PROBLEM DETAILS: Your answer should consist of every line from the records that holds the string "renal".

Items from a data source
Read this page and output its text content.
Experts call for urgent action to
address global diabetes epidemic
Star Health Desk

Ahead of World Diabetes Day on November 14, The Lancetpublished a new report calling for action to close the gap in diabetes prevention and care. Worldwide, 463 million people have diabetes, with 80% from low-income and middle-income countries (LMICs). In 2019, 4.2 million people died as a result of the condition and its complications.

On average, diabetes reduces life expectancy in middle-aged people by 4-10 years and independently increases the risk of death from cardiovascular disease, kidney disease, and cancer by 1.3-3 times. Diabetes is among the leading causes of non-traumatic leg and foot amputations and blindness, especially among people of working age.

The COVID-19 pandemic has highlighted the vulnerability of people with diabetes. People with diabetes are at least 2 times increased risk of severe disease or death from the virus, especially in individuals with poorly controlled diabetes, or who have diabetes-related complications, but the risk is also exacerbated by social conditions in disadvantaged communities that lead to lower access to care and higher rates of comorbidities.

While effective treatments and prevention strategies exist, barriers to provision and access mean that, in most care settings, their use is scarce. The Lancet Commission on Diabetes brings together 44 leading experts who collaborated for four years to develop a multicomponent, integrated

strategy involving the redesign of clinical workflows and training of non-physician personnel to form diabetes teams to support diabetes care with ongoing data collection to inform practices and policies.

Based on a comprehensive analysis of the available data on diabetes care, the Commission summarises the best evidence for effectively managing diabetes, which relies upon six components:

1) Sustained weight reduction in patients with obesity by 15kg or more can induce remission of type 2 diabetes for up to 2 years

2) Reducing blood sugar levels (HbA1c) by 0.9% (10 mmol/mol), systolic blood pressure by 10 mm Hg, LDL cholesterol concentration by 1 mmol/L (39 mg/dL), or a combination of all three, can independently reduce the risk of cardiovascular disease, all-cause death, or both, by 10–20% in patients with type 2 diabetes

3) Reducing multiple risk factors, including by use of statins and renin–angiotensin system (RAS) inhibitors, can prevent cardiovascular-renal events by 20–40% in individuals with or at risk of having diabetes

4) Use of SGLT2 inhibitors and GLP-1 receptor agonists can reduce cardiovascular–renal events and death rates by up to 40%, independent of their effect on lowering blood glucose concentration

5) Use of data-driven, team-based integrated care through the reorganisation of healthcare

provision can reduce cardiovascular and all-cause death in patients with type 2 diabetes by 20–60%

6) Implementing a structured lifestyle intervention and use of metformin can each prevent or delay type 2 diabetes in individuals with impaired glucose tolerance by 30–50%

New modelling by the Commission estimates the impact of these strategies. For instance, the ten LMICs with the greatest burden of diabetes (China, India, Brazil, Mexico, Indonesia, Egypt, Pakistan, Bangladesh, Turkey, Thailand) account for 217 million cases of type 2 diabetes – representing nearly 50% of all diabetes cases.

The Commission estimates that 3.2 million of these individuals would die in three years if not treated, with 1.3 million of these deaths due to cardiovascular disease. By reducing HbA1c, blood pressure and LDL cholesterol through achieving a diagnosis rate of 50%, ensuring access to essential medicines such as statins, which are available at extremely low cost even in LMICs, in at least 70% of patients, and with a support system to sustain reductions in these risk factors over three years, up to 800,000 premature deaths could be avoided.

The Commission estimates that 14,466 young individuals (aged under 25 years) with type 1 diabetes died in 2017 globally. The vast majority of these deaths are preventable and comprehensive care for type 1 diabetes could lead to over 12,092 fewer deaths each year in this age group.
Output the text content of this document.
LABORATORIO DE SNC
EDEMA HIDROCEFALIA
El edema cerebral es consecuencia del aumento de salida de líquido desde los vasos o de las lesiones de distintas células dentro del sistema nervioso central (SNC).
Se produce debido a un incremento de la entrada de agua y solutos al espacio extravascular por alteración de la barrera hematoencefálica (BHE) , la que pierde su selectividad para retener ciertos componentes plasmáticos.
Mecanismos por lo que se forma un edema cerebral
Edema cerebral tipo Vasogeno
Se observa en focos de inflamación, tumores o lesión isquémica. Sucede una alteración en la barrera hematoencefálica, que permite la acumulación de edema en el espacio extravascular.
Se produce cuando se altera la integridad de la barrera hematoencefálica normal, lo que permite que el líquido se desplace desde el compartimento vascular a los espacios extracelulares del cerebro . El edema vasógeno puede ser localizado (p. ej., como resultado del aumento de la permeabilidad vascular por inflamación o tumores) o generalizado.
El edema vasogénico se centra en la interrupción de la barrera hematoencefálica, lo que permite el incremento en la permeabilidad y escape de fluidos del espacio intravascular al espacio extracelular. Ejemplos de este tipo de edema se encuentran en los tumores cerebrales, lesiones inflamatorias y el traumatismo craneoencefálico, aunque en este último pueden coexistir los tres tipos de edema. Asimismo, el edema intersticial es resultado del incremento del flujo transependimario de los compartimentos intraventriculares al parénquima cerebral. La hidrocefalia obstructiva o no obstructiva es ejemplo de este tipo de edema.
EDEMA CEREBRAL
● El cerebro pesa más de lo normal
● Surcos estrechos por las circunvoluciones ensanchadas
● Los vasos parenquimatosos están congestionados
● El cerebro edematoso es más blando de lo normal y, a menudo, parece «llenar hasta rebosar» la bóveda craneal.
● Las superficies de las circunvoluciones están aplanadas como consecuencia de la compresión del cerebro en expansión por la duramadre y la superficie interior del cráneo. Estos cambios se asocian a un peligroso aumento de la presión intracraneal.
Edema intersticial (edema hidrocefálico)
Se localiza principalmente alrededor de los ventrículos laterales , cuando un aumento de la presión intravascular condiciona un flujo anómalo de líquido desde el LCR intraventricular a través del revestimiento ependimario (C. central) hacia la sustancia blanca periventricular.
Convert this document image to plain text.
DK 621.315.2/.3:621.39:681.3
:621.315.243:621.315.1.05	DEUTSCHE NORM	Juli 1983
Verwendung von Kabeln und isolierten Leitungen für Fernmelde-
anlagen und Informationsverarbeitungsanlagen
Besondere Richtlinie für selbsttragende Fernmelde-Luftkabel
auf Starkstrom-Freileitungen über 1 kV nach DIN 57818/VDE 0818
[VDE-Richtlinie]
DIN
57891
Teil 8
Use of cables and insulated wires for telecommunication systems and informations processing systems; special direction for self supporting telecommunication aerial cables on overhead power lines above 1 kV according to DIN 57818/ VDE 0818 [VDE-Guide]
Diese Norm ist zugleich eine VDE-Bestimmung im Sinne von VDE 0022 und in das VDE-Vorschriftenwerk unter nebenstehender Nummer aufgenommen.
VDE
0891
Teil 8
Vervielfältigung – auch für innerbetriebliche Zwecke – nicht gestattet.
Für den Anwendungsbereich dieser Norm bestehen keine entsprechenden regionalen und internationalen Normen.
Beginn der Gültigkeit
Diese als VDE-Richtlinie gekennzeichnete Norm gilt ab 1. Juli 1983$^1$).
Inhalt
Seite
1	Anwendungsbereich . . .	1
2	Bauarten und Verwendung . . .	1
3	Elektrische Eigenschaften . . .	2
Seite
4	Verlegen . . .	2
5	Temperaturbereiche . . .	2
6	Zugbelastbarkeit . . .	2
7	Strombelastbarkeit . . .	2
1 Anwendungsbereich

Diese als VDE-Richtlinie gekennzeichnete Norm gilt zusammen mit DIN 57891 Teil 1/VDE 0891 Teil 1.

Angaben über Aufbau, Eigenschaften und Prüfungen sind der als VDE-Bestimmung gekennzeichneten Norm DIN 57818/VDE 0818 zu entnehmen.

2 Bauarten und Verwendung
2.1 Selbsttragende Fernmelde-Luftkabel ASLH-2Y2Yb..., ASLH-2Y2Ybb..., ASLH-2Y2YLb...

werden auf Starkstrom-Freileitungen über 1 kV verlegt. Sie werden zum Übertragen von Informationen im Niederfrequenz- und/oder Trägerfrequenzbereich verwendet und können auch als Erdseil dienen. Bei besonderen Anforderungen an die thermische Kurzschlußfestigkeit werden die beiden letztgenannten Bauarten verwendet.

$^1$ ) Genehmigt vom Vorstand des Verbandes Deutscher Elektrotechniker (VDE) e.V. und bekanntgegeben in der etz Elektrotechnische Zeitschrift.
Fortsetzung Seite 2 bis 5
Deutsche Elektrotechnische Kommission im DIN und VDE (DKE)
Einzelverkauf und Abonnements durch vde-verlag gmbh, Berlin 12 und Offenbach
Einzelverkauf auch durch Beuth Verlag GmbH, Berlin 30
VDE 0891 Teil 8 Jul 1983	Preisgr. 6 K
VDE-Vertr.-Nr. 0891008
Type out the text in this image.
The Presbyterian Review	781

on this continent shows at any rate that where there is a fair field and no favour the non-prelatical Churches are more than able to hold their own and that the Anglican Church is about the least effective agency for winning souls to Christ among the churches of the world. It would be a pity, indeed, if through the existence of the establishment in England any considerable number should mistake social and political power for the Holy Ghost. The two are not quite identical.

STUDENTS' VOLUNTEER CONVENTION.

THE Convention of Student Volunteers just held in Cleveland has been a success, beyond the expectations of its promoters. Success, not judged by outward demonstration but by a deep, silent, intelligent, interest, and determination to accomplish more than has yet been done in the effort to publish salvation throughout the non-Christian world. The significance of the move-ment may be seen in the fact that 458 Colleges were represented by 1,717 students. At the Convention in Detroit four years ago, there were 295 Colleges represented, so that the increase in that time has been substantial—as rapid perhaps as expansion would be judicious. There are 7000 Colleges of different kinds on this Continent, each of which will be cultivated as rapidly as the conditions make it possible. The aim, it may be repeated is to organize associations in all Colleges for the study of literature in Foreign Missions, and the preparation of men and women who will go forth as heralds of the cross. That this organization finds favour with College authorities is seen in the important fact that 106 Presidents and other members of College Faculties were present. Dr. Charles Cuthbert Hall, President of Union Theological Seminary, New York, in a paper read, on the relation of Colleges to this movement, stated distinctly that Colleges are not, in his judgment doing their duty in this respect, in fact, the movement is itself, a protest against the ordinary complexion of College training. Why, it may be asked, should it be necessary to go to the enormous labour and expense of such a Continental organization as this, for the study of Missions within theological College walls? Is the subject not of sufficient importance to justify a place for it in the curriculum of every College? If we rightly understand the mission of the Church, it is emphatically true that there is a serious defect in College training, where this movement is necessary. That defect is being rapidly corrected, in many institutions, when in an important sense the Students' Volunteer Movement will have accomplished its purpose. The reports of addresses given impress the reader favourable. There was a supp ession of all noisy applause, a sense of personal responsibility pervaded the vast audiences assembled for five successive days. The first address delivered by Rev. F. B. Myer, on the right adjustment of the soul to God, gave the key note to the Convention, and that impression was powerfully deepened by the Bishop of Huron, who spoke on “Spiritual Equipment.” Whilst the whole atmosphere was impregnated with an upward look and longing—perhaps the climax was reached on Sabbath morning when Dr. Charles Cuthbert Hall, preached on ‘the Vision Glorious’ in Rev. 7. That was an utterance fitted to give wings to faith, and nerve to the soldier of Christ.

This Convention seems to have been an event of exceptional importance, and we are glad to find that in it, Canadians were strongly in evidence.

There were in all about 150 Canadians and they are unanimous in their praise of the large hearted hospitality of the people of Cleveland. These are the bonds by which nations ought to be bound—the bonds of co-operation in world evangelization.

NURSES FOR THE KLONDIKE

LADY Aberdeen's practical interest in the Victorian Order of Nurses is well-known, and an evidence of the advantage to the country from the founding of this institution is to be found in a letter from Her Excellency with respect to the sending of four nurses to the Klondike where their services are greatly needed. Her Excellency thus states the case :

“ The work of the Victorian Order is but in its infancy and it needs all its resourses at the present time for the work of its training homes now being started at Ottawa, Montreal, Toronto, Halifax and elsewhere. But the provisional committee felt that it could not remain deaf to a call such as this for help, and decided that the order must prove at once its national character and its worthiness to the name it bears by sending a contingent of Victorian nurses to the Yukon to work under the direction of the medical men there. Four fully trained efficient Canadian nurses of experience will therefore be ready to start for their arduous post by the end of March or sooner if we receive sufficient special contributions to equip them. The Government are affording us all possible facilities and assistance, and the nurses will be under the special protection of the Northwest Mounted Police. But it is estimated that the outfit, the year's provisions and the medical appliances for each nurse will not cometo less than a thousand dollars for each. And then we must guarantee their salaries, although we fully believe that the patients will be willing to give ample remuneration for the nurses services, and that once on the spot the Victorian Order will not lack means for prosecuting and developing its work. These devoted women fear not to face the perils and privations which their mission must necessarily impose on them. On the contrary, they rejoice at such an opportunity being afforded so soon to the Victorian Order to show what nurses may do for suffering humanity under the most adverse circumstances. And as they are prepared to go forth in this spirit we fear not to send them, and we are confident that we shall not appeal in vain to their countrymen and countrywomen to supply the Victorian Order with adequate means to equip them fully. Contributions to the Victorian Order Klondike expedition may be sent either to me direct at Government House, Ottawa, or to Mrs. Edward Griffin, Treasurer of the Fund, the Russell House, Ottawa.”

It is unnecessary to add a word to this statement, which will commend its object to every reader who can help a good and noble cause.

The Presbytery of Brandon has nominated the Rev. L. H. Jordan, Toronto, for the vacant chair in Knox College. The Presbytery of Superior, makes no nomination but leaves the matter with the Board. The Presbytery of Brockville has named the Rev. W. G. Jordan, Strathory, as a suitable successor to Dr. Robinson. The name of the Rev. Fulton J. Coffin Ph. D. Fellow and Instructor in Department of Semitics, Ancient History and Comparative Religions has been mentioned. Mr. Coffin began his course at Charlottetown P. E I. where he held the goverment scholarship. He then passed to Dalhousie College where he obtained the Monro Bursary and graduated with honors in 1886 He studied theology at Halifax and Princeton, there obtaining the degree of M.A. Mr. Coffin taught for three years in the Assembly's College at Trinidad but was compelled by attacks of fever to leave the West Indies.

EXERCISE ANSWER:
3) Reducing multiple risk factors, including by use of statins and renin–angiotensin system (RAS) inhibitors, can prevent cardiovascular-renal events by 20–40% in individuals with or at risk of having diabetes
4) Use of SGLT2 inhibitors and GLP-1 receptor agonists can reduce cardiovascular–renal events and death rates by up to 40%, independent of their effect on lowering blood glucose concentration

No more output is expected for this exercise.